▶ _Given instruction_
Omit all images, then return the remaining material exactly as it stands.

▶ _Exercise material_

◆ ◆ ◆ ◆ ◆

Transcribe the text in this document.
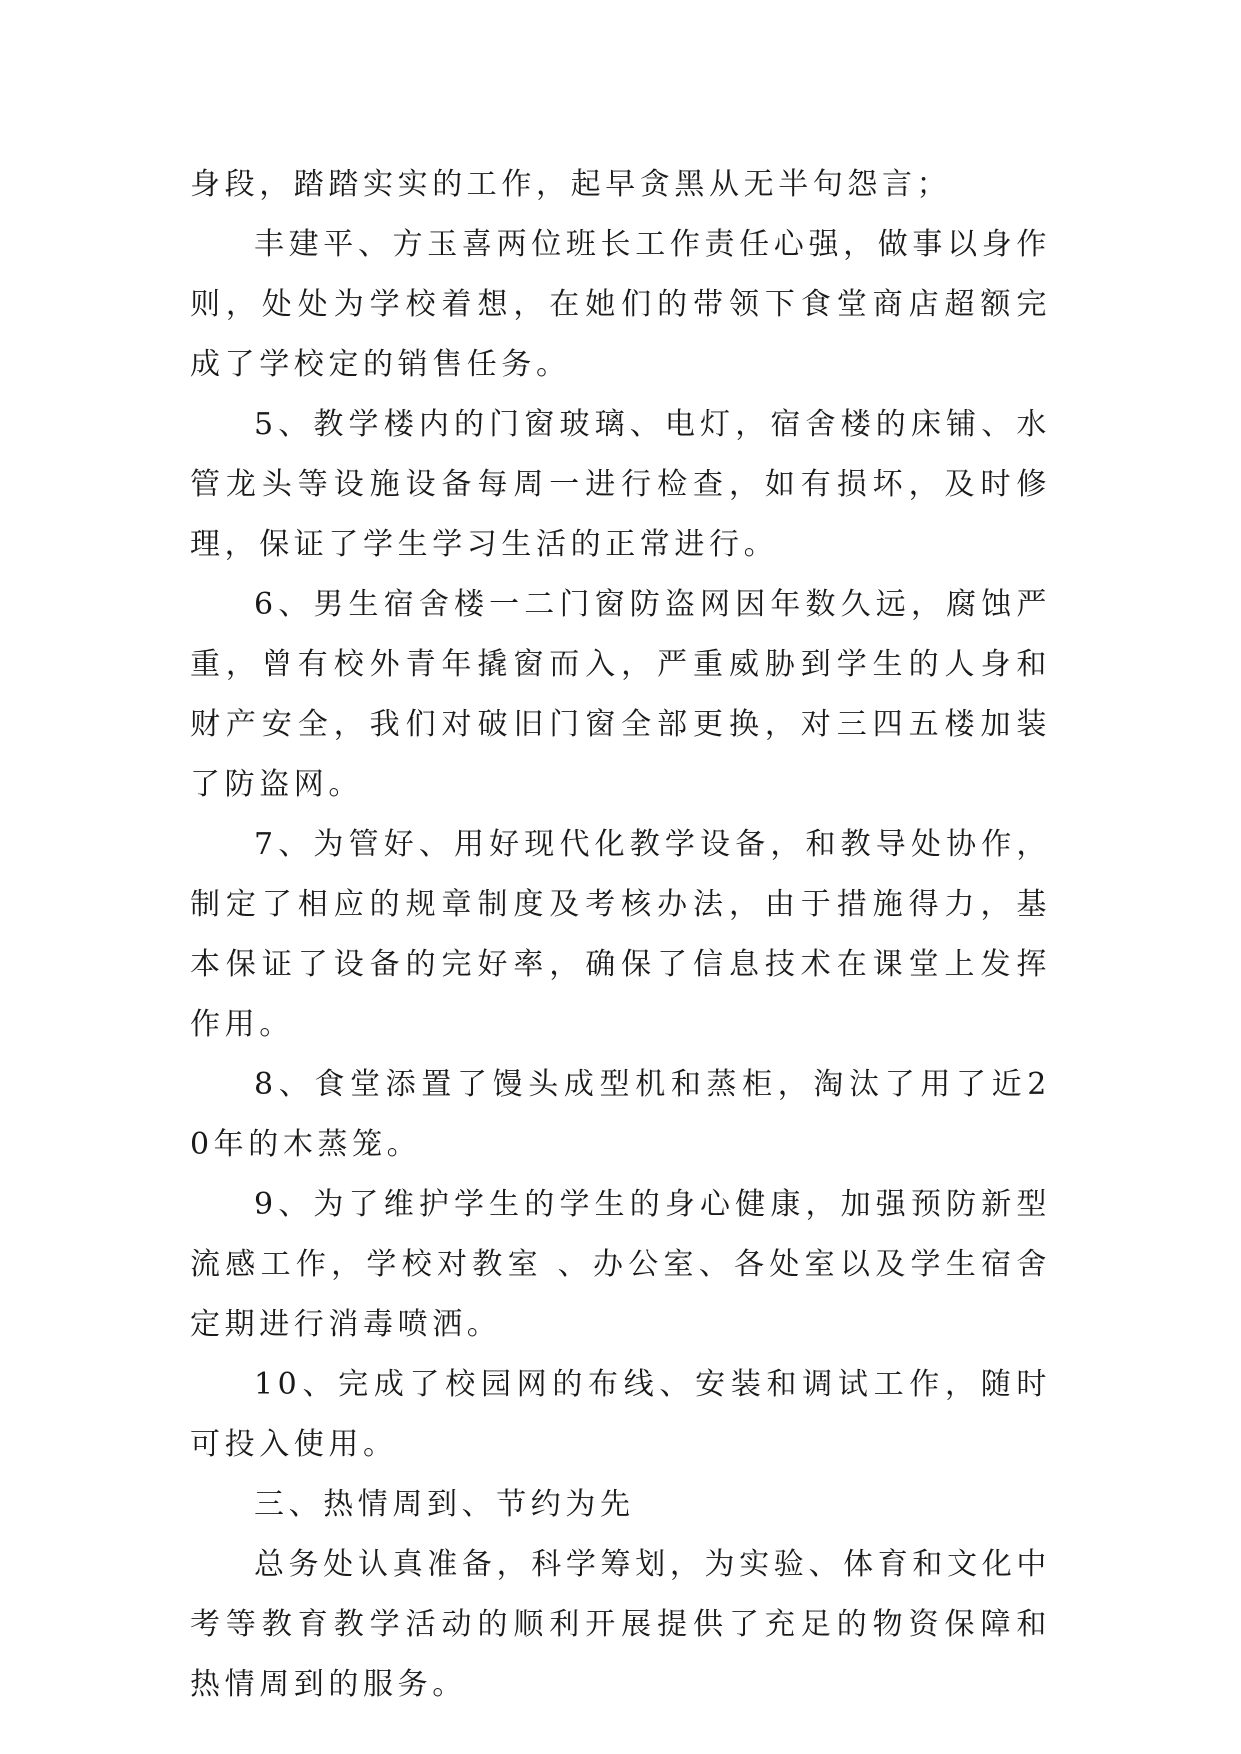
身段，踏踏实实的工作，起早贪黑从无半句怨言；

丰建平、方玉喜两位班长工作责任心强，做事以身作则，处处为学校着想，在她们的带领下食堂商店超额完成了学校定的销售任务。

5、教学楼内的门窗玻璃、电灯，宿舍楼的床铺、水管龙头等设施设备每周一进行检查，如有损坏，及时修理，保证了学生学习生活的正常进行。

6、男生宿舍楼一二门窗防盗网因年数久远，腐蚀严重，曾有校外青年撬窗而入，严重威胁到学生的人身和财产安全，我们对破旧门窗全部更换，对三四五楼加装了防盗网。

7、为管好、用好现代化教学设备，和教导处协作，制定了相应的规章制度及考核办法，由于措施得力，基本保证了设备的完好率，确保了信息技术在课堂上发挥作用。

8、食堂添置了馒头成型机和蒸柜，淘汰了用了近20年的木蒸笼。

9、为了维护学生的学生的身心健康，加强预防新型流感工作，学校对教室 、办公室、各处室以及学生宿舍定期进行消毒喷洒。

10、完成了校园网的布线、安装和调试工作，随时可投入使用。

三、热情周到、节约为先

总务处认真准备，科学筹划，为实验、体育和文化中考等教育教学活动的顺利开展提供了充足的物资保障和热情周到的服务。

◆ ◆ ◆ ◆ ◆

▶ _The result_
Transcribe the text in this document.
身段，踏踏实实的工作，起早贪黑从无半句怨言；

丰建平、方玉喜两位班长工作责任心强，做事以身作则，处处为学校着想，在她们的带领下食堂商店超额完成了学校定的销售任务。

5、教学楼内的门窗玻璃、电灯，宿舍楼的床铺、水管龙头等设施设备每周一进行检查，如有损坏，及时修理，保证了学生学习生活的正常进行。

6、男生宿舍楼一二门窗防盗网因年数久远，腐蚀严重，曾有校外青年撬窗而入，严重威胁到学生的人身和财产安全，我们对破旧门窗全部更换，对三四五楼加装了防盗网。

7、为管好、用好现代化教学设备，和教导处协作，制定了相应的规章制度及考核办法，由于措施得力，基本保证了设备的完好率，确保了信息技术在课堂上发挥作用。

8、食堂添置了馒头成型机和蒸柜，淘汰了用了近20年的木蒸笼。

9、为了维护学生的学生的身心健康，加强预防新型流感工作，学校对教室 、办公室、各处室以及学生宿舍定期进行消毒喷洒。

10、完成了校园网的布线、安装和调试工作，随时可投入使用。

三、热情周到、节约为先

总务处认真准备，科学筹划，为实验、体育和文化中考等教育教学活动的顺利开展提供了充足的物资保障和热情周到的服务。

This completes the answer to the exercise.